TASK STATEMENT
Go through the entries and count the lines with the string "this" in them. Give only that number.

=== AVAILABLE DATA ===

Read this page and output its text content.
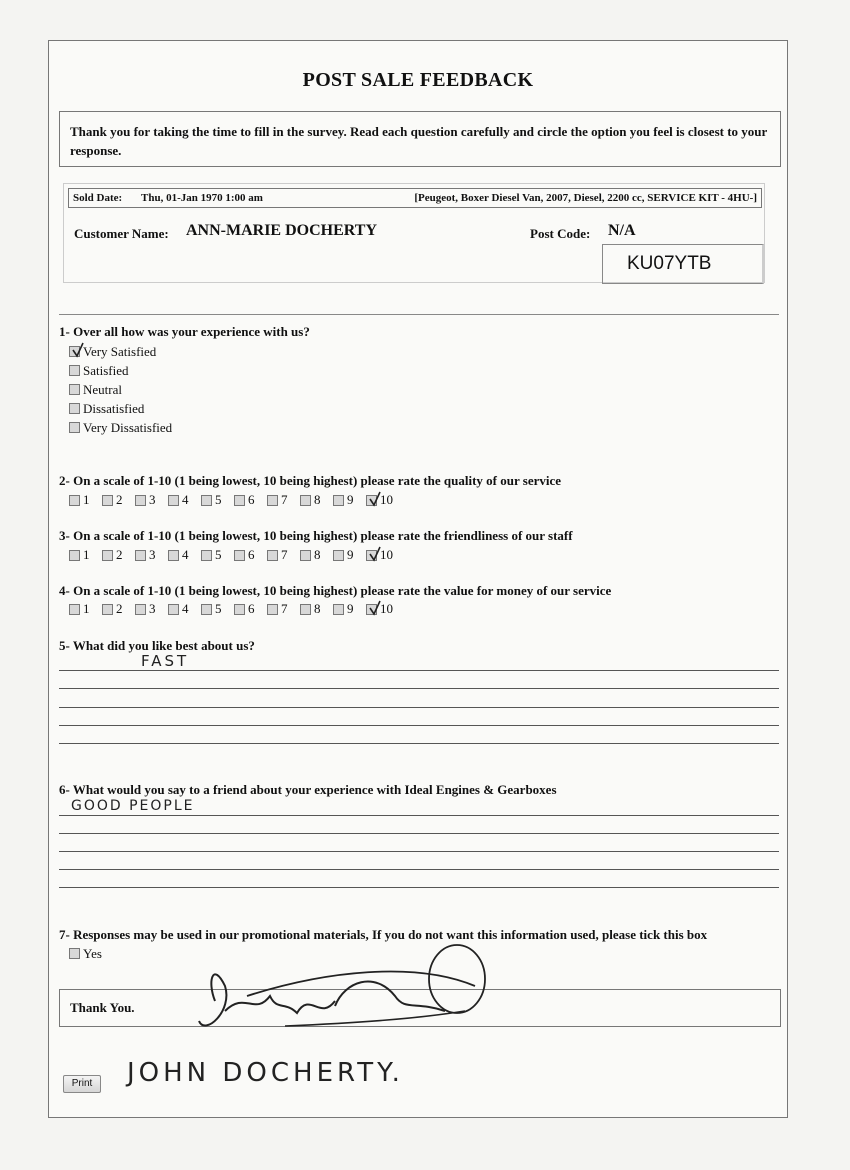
POST SALE FEEDBACK
Thank you for taking the time to fill in the survey. Read each question carefully and circle the option you feel is closest to your response.
Sold Date: Thu, 01-Jan 1970 1:00 am	[Peugeot, Boxer Diesel Van, 2007, Diesel, 2200 cc, SERVICE KIT - 4HU-]
Customer Name: ANN-MARIE DOCHERTY	Post Code: N/A
KU07YTB
1- Over all how was your experience with us?
Very Satisfied
Satisfied
Neutral
Dissatisfied
Very Dissatisfied
2- On a scale of 1-10 (1 being lowest, 10 being highest) please rate the quality of our service
1 2 3 4 5 6 7 8 9 10
3- On a scale of 1-10 (1 being lowest, 10 being highest) please rate the friendliness of our staff
1 2 3 4 5 6 7 8 9 10
4- On a scale of 1-10 (1 being lowest, 10 being highest) please rate the value for money of our service
1 2 3 4 5 6 7 8 9 10
5- What did you like best about us?
FAST
6- What would you say to a friend about your experience with Ideal Engines & Gearboxes
GOOD PEOPLE
7- Responses may be used in our promotional materials, If you do not want this information used, please tick this box
Yes
Thank You.
JOHN DOCHERTY.
Print
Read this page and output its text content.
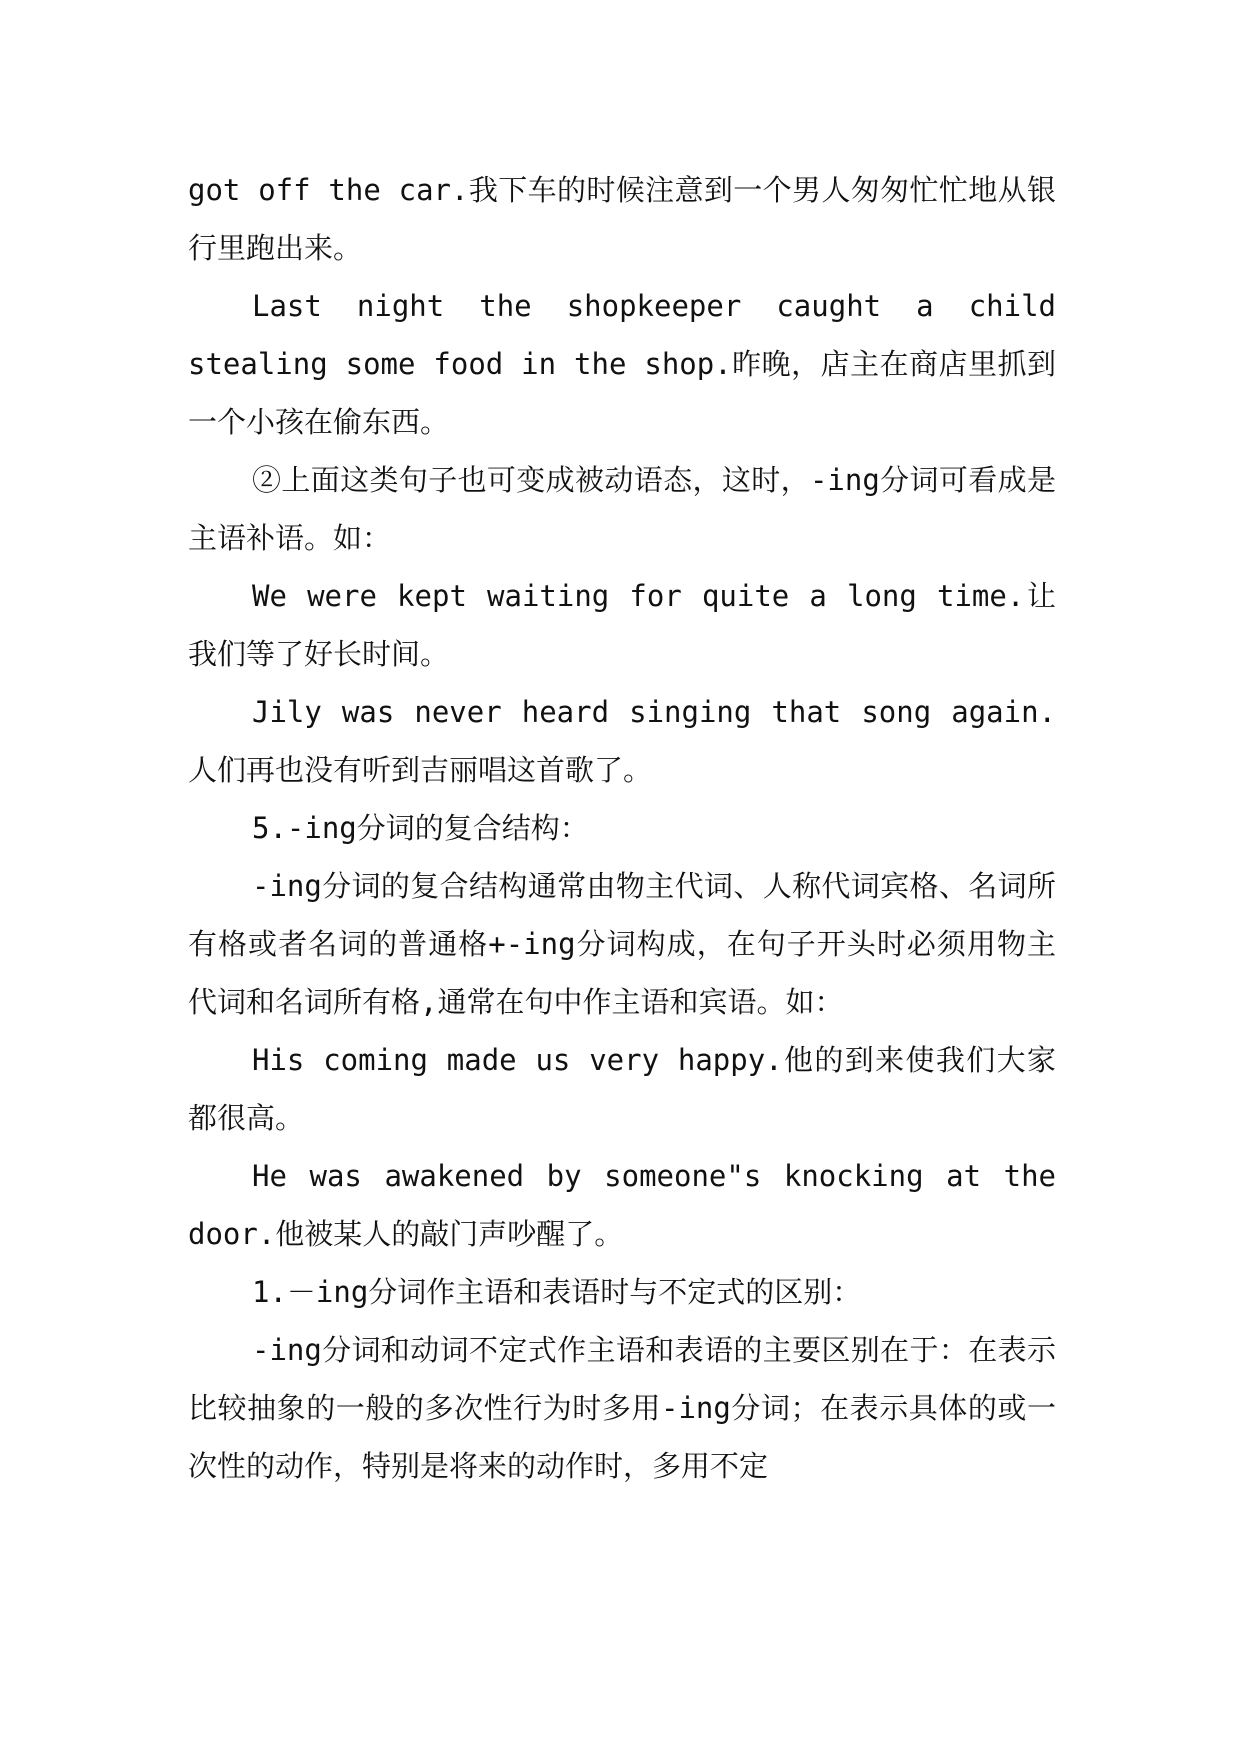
got off the car.我下车的时候注意到一个男人匆匆忙忙地从银行里跑出来。

Last night the shopkeeper caught a child stealing some food in the shop.昨晚，店主在商店里抓到一个小孩在偷东西。

②上面这类句子也可变成被动语态，这时，-ing分词可看成是主语补语。如：

We were kept waiting for quite a long time.让我们等了好长时间。

Jily was never heard singing that song again.人们再也没有听到吉丽唱这首歌了。

5.-ing分词的复合结构：

-ing分词的复合结构通常由物主代词、人称代词宾格、名词所有格或者名词的普通格+-ing分词构成，在句子开头时必须用物主代词和名词所有格,通常在句中作主语和宾语。如：

His coming made us very happy.他的到来使我们大家都很高。

He was awakened by someone"s knocking at the door.他被某人的敲门声吵醒了。

1.－ing分词作主语和表语时与不定式的区别：

-ing分词和动词不定式作主语和表语的主要区别在于：在表示比较抽象的一般的多次性行为时多用-ing分词；在表示具体的或一次性的动作，特别是将来的动作时，多用不定
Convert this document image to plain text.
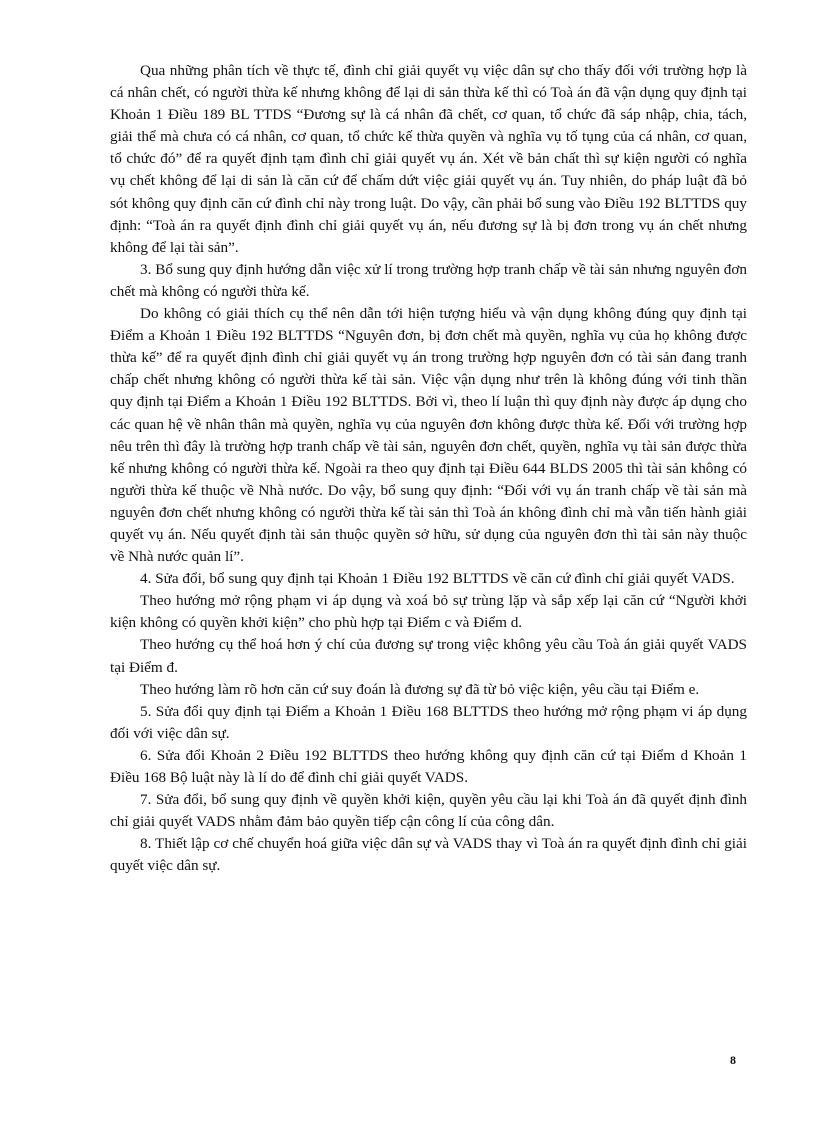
Qua những phân tích về thực tế, đình chỉ giải quyết vụ việc dân sự cho thấy đối với trường hợp là cá nhân chết, có người thừa kế nhưng không để lại di sản thừa kế thì có Toà án đã vận dụng quy định tại Khoản 1 Điều 189 BL TTDS “Đương sự là cá nhân đã chết, cơ quan, tổ chức đã sáp nhập, chia, tách, giải thể mà chưa có cá nhân, cơ quan, tổ chức kế thừa quyền và nghĩa vụ tố tụng của cá nhân, cơ quan, tổ chức đó” để ra quyết định tạm đình chỉ giải quyết vụ án. Xét về bản chất thì sự kiện người có nghĩa vụ chết không để lại di sản là căn cứ để chấm dứt việc giải quyết vụ án. Tuy nhiên, do pháp luật đã bỏ sót không quy định căn cứ đình chỉ này trong luật. Do vậy, cần phải bổ sung vào Điều 192 BLTTDS quy định: “Toà án ra quyết định đình chỉ giải quyết vụ án, nếu đương sự là bị đơn trong vụ án chết nhưng không để lại tài sản”.

3. Bổ sung quy định hướng dẫn việc xử lí trong trường hợp tranh chấp về tài sản nhưng nguyên đơn chết mà không có người thừa kế.

Do không có giải thích cụ thể nên dẫn tới hiện tượng hiểu và vận dụng không đúng quy định tại Điểm a Khoản 1 Điều 192 BLTTDS “Nguyên đơn, bị đơn chết mà quyền, nghĩa vụ của họ không được thừa kế” để ra quyết định đình chỉ giải quyết vụ án trong trường hợp nguyên đơn có tài sản đang tranh chấp chết nhưng không có người thừa kế tài sản. Việc vận dụng như trên là không đúng với tinh thần quy định tại Điểm a Khoản 1 Điều 192 BLTTDS. Bởi vì, theo lí luận thì quy định này được áp dụng cho các quan hệ về nhân thân mà quyền, nghĩa vụ của nguyên đơn không được thừa kế. Đối với trường hợp nêu trên thì đây là trường hợp tranh chấp về tài sản, nguyên đơn chết, quyền, nghĩa vụ tài sản được thừa kế nhưng không có người thừa kế. Ngoài ra theo quy định tại Điều 644 BLDS 2005 thì tài sản không có người thừa kế thuộc về Nhà nước. Do vậy, bổ sung quy định: “Đối với vụ án tranh chấp về tài sản mà nguyên đơn chết nhưng không có người thừa kế tài sản thì Toà án không đình chỉ mà vẫn tiến hành giải quyết vụ án. Nếu quyết định tài sản thuộc quyền sở hữu, sử dụng của nguyên đơn thì tài sản này thuộc về Nhà nước quản lí”.

4. Sửa đổi, bổ sung quy định tại Khoản 1 Điều 192 BLTTDS về căn cứ đình chỉ giải quyết VADS.

Theo hướng mở rộng phạm vi áp dụng và xoá bỏ sự trùng lặp và sắp xếp lại căn cứ “Người khởi kiện không có quyền khởi kiện” cho phù hợp tại Điểm c và Điểm d.

Theo hướng cụ thể hoá hơn ý chí của đương sự trong việc không yêu cầu Toà án giải quyết VADS tại Điểm đ.

Theo hướng làm rõ hơn căn cứ suy đoán là đương sự đã từ bỏ việc kiện, yêu cầu tại Điểm e.

5. Sửa đổi quy định tại Điểm a Khoản 1 Điều 168 BLTTDS theo hướng mở rộng phạm vi áp dụng đối với việc dân sự.

6. Sửa đổi Khoản 2 Điều 192 BLTTDS theo hướng không quy định căn cứ tại Điểm d Khoản 1 Điều 168 Bộ luật này là lí do để đình chỉ giải quyết VADS.

7. Sửa đổi, bổ sung quy định về quyền khởi kiện, quyền yêu cầu lại khi Toà án đã quyết định đình chỉ giải quyết VADS nhằm đảm bảo quyền tiếp cận công lí của công dân.

8. Thiết lập cơ chế chuyển hoá giữa việc dân sự và VADS thay vì Toà án ra quyết định đình chỉ giải quyết việc dân sự.

8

===

REPLY TO THE TASK
4